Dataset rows
■ ■ ■ ■ ■

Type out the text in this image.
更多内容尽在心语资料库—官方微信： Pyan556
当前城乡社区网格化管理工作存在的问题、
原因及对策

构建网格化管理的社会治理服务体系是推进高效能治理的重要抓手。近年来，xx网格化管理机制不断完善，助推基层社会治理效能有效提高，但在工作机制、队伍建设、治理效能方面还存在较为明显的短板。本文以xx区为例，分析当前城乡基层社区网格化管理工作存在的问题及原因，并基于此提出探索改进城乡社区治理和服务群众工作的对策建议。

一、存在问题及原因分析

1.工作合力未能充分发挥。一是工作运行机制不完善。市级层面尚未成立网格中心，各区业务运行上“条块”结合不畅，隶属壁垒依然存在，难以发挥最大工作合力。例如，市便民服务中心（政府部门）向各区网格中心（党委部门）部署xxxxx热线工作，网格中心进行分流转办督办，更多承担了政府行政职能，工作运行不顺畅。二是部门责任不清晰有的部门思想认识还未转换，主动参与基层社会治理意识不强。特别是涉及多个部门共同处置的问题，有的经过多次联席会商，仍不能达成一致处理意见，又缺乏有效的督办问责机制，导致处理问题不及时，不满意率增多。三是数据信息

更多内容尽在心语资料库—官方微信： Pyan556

■ ■ ■ ■ ■

**TASK TO CARRY OUT**
Copy out all of the records above with nothing altered.

**SOLUTION TO THE EXERCISE**
Type out the text in this image.
更多内容尽在心语资料库—官方微信： Pyan556
当前城乡社区网格化管理工作存在的问题、
原因及对策

构建网格化管理的社会治理服务体系是推进高效能治理的重要抓手。近年来，xx网格化管理机制不断完善，助推基层社会治理效能有效提高，但在工作机制、队伍建设、治理效能方面还存在较为明显的短板。本文以xx区为例，分析当前城乡基层社区网格化管理工作存在的问题及原因，并基于此提出探索改进城乡社区治理和服务群众工作的对策建议。

一、存在问题及原因分析

1.工作合力未能充分发挥。一是工作运行机制不完善。市级层面尚未成立网格中心，各区业务运行上“条块”结合不畅，隶属壁垒依然存在，难以发挥最大工作合力。例如，市便民服务中心（政府部门）向各区网格中心（党委部门）部署xxxxx热线工作，网格中心进行分流转办督办，更多承担了政府行政职能，工作运行不顺畅。二是部门责任不清晰有的部门思想认识还未转换，主动参与基层社会治理意识不强。特别是涉及多个部门共同处置的问题，有的经过多次联席会商，仍不能达成一致处理意见，又缺乏有效的督办问责机制，导致处理问题不及时，不满意率增多。三是数据信息

更多内容尽在心语资料库—官方微信： Pyan556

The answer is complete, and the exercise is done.